### Problem
Reproduce the records below exactly as given.

━━ Material for this task

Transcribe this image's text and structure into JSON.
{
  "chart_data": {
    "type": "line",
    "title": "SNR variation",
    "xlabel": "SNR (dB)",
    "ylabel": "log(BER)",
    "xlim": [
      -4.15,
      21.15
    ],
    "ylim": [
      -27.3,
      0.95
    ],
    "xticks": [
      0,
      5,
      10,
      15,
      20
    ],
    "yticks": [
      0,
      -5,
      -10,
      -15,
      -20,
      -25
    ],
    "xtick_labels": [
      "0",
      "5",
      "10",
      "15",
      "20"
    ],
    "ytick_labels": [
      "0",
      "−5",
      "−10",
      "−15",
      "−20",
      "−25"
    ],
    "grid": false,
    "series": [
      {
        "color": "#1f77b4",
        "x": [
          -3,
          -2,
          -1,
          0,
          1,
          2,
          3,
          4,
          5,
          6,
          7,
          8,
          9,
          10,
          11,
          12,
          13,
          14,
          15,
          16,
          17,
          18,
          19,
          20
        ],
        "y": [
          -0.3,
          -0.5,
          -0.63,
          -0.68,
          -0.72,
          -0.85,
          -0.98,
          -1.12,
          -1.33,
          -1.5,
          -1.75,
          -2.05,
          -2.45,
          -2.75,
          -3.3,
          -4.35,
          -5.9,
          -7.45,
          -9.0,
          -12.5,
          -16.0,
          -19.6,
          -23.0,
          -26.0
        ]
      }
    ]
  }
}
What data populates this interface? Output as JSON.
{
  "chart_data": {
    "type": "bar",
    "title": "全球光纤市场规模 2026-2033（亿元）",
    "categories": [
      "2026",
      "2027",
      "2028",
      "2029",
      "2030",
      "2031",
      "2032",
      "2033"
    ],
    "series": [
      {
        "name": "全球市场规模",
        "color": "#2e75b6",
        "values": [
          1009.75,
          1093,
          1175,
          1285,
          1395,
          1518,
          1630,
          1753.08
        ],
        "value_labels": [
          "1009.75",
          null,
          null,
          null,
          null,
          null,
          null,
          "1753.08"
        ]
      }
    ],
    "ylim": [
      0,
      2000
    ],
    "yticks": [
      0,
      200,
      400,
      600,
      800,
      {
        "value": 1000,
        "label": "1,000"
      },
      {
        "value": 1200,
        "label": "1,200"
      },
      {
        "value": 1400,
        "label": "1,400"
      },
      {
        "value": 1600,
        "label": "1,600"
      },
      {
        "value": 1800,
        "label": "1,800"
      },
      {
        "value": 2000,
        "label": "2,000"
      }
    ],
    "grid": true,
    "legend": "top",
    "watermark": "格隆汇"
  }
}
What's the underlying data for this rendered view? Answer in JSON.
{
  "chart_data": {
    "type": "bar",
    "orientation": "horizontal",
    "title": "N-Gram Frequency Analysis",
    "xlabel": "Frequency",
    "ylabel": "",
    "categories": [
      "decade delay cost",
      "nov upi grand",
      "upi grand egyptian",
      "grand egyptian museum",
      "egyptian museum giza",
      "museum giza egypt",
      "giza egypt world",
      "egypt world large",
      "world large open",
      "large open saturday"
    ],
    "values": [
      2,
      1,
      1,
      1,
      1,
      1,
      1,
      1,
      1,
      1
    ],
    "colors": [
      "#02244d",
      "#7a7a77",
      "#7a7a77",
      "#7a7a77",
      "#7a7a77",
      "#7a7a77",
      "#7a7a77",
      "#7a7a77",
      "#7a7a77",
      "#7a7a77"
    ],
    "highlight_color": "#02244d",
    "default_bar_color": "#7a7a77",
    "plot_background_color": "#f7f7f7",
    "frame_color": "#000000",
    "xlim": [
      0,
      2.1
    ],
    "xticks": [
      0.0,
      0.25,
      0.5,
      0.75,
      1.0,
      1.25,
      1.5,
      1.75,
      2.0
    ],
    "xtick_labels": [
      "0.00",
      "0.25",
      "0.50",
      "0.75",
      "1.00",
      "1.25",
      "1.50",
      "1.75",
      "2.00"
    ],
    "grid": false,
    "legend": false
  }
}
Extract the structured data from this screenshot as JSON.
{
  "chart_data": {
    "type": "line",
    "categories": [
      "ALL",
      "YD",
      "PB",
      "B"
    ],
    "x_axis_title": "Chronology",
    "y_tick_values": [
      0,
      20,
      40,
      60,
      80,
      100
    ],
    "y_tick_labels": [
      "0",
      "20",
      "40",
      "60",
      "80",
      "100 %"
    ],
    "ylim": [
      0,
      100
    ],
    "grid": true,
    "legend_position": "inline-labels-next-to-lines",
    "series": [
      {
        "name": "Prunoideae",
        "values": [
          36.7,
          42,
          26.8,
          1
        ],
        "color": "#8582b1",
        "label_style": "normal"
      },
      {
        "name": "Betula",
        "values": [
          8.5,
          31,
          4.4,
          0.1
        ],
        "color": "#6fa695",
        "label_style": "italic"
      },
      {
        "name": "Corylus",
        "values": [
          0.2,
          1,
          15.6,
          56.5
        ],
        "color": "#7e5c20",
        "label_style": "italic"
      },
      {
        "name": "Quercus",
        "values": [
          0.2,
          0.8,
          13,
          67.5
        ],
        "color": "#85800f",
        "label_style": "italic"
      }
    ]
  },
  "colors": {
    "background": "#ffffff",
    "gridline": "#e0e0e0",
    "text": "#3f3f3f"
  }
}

━━━━

### Complete response
Transcribe this image's text and structure into JSON.
{
  "chart_data": {
    "type": "line",
    "title": "SNR variation",
    "xlabel": "SNR (dB)",
    "ylabel": "log(BER)",
    "xlim": [
      -4.15,
      21.15
    ],
    "ylim": [
      -27.3,
      0.95
    ],
    "xticks": [
      0,
      5,
      10,
      15,
      20
    ],
    "yticks": [
      0,
      -5,
      -10,
      -15,
      -20,
      -25
    ],
    "xtick_labels": [
      "0",
      "5",
      "10",
      "15",
      "20"
    ],
    "ytick_labels": [
      "0",
      "−5",
      "−10",
      "−15",
      "−20",
      "−25"
    ],
    "grid": false,
    "series": [
      {
        "color": "#1f77b4",
        "x": [
          -3,
          -2,
          -1,
          0,
          1,
          2,
          3,
          4,
          5,
          6,
          7,
          8,
          9,
          10,
          11,
          12,
          13,
          14,
          15,
          16,
          17,
          18,
          19,
          20
        ],
        "y": [
          -0.3,
          -0.5,
          -0.63,
          -0.68,
          -0.72,
          -0.85,
          -0.98,
          -1.12,
          -1.33,
          -1.5,
          -1.75,
          -2.05,
          -2.45,
          -2.75,
          -3.3,
          -4.35,
          -5.9,
          -7.45,
          -9.0,
          -12.5,
          -16.0,
          -19.6,
          -23.0,
          -26.0
        ]
      }
    ]
  }
}
What data populates this interface? Output as JSON.
{
  "chart_data": {
    "type": "bar",
    "title": "全球光纤市场规模 2026-2033（亿元）",
    "categories": [
      "2026",
      "2027",
      "2028",
      "2029",
      "2030",
      "2031",
      "2032",
      "2033"
    ],
    "series": [
      {
        "name": "全球市场规模",
        "color": "#2e75b6",
        "values": [
          1009.75,
          1093,
          1175,
          1285,
          1395,
          1518,
          1630,
          1753.08
        ],
        "value_labels": [
          "1009.75",
          null,
          null,
          null,
          null,
          null,
          null,
          "1753.08"
        ]
      }
    ],
    "ylim": [
      0,
      2000
    ],
    "yticks": [
      0,
      200,
      400,
      600,
      800,
      {
        "value": 1000,
        "label": "1,000"
      },
      {
        "value": 1200,
        "label": "1,200"
      },
      {
        "value": 1400,
        "label": "1,400"
      },
      {
        "value": 1600,
        "label": "1,600"
      },
      {
        "value": 1800,
        "label": "1,800"
      },
      {
        "value": 2000,
        "label": "2,000"
      }
    ],
    "grid": true,
    "legend": "top",
    "watermark": "格隆汇"
  }
}
What's the underlying data for this rendered view? Answer in JSON.
{
  "chart_data": {
    "type": "bar",
    "orientation": "horizontal",
    "title": "N-Gram Frequency Analysis",
    "xlabel": "Frequency",
    "ylabel": "",
    "categories": [
      "decade delay cost",
      "nov upi grand",
      "upi grand egyptian",
      "grand egyptian museum",
      "egyptian museum giza",
      "museum giza egypt",
      "giza egypt world",
      "egypt world large",
      "world large open",
      "large open saturday"
    ],
    "values": [
      2,
      1,
      1,
      1,
      1,
      1,
      1,
      1,
      1,
      1
    ],
    "colors": [
      "#02244d",
      "#7a7a77",
      "#7a7a77",
      "#7a7a77",
      "#7a7a77",
      "#7a7a77",
      "#7a7a77",
      "#7a7a77",
      "#7a7a77",
      "#7a7a77"
    ],
    "highlight_color": "#02244d",
    "default_bar_color": "#7a7a77",
    "plot_background_color": "#f7f7f7",
    "frame_color": "#000000",
    "xlim": [
      0,
      2.1
    ],
    "xticks": [
      0.0,
      0.25,
      0.5,
      0.75,
      1.0,
      1.25,
      1.5,
      1.75,
      2.0
    ],
    "xtick_labels": [
      "0.00",
      "0.25",
      "0.50",
      "0.75",
      "1.00",
      "1.25",
      "1.50",
      "1.75",
      "2.00"
    ],
    "grid": false,
    "legend": false
  }
}
Extract the structured data from this screenshot as JSON.
{
  "chart_data": {
    "type": "line",
    "categories": [
      "ALL",
      "YD",
      "PB",
      "B"
    ],
    "x_axis_title": "Chronology",
    "y_tick_values": [
      0,
      20,
      40,
      60,
      80,
      100
    ],
    "y_tick_labels": [
      "0",
      "20",
      "40",
      "60",
      "80",
      "100 %"
    ],
    "ylim": [
      0,
      100
    ],
    "grid": true,
    "legend_position": "inline-labels-next-to-lines",
    "series": [
      {
        "name": "Prunoideae",
        "values": [
          36.7,
          42,
          26.8,
          1
        ],
        "color": "#8582b1",
        "label_style": "normal"
      },
      {
        "name": "Betula",
        "values": [
          8.5,
          31,
          4.4,
          0.1
        ],
        "color": "#6fa695",
        "label_style": "italic"
      },
      {
        "name": "Corylus",
        "values": [
          0.2,
          1,
          15.6,
          56.5
        ],
        "color": "#7e5c20",
        "label_style": "italic"
      },
      {
        "name": "Quercus",
        "values": [
          0.2,
          0.8,
          13,
          67.5
        ],
        "color": "#85800f",
        "label_style": "italic"
      }
    ]
  },
  "colors": {
    "background": "#ffffff",
    "gridline": "#e0e0e0",
    "text": "#3f3f3f"
  }
}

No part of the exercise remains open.